* [Available data]
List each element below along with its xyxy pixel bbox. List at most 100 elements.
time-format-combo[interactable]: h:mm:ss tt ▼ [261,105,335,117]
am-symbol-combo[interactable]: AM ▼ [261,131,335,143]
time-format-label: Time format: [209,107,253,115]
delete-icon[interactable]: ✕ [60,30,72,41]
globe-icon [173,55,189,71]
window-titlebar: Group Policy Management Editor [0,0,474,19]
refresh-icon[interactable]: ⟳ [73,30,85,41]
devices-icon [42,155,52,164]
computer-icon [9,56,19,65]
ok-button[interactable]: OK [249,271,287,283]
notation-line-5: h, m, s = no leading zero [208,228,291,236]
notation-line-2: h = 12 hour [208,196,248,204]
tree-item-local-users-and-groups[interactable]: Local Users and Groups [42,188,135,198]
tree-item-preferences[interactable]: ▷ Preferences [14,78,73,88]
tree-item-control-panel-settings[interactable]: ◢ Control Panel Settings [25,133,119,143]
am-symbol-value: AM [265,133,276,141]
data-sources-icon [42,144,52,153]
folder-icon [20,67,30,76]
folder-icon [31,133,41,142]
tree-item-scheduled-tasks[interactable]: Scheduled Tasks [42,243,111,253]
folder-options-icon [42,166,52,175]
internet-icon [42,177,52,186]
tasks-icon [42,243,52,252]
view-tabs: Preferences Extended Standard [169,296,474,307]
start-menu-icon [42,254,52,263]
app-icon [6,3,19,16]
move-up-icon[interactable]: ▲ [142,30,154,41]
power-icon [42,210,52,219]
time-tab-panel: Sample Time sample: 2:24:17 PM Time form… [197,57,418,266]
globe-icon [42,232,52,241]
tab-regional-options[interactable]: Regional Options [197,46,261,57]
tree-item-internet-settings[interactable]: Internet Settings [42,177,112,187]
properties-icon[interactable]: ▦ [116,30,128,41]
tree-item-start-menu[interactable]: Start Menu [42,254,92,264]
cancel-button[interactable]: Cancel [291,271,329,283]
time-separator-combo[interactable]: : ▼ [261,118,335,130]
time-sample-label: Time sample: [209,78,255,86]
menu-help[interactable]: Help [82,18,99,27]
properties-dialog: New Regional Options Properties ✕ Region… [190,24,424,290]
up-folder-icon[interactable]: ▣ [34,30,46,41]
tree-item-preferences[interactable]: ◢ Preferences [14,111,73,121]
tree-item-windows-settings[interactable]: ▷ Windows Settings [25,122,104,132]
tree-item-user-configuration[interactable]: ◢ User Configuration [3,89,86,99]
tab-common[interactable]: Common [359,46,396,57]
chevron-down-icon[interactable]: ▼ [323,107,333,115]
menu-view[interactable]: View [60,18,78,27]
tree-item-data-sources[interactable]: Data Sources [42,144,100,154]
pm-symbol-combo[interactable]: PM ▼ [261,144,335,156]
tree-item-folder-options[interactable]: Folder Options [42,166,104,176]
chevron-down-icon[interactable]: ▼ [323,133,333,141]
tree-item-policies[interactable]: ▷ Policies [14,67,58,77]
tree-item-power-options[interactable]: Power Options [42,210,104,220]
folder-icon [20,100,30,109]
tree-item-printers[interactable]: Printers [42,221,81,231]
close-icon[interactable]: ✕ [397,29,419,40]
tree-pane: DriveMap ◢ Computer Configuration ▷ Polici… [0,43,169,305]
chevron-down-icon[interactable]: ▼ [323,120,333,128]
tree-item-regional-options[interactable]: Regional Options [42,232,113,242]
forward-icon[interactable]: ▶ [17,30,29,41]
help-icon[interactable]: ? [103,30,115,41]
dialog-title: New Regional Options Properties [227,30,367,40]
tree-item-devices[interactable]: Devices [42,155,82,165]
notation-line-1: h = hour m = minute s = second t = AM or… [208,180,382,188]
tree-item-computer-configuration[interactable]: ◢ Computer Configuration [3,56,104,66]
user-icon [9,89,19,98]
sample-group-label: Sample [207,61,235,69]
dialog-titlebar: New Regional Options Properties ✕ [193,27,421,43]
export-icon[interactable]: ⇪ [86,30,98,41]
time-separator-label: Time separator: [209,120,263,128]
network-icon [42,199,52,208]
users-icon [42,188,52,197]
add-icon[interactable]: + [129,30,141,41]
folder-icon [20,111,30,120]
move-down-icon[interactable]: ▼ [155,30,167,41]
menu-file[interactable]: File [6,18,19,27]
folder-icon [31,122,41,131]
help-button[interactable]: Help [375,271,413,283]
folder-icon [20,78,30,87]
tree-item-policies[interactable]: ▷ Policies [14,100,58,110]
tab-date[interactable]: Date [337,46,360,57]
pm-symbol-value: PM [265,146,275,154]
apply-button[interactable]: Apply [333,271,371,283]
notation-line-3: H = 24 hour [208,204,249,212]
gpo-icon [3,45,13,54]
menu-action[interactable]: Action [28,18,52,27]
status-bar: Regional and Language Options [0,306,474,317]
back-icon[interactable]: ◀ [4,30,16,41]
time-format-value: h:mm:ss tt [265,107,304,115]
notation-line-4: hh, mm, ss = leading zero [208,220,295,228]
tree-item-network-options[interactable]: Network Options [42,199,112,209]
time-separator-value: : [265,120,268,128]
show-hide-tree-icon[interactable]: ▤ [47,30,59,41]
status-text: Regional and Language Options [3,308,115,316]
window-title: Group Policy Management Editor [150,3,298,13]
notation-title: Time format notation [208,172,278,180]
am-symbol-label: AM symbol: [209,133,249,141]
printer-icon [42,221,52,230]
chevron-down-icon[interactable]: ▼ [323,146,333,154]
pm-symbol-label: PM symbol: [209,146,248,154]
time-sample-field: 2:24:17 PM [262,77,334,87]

* [Goal] Return every line of the listing above that contains the string "value". Case counts.

* [The answer]
am-symbol-value: AM [265,133,276,141]
pm-symbol-value: PM [265,146,275,154]
time-format-value: h:mm:ss tt [265,107,304,115]
time-separator-value: : [265,120,268,128]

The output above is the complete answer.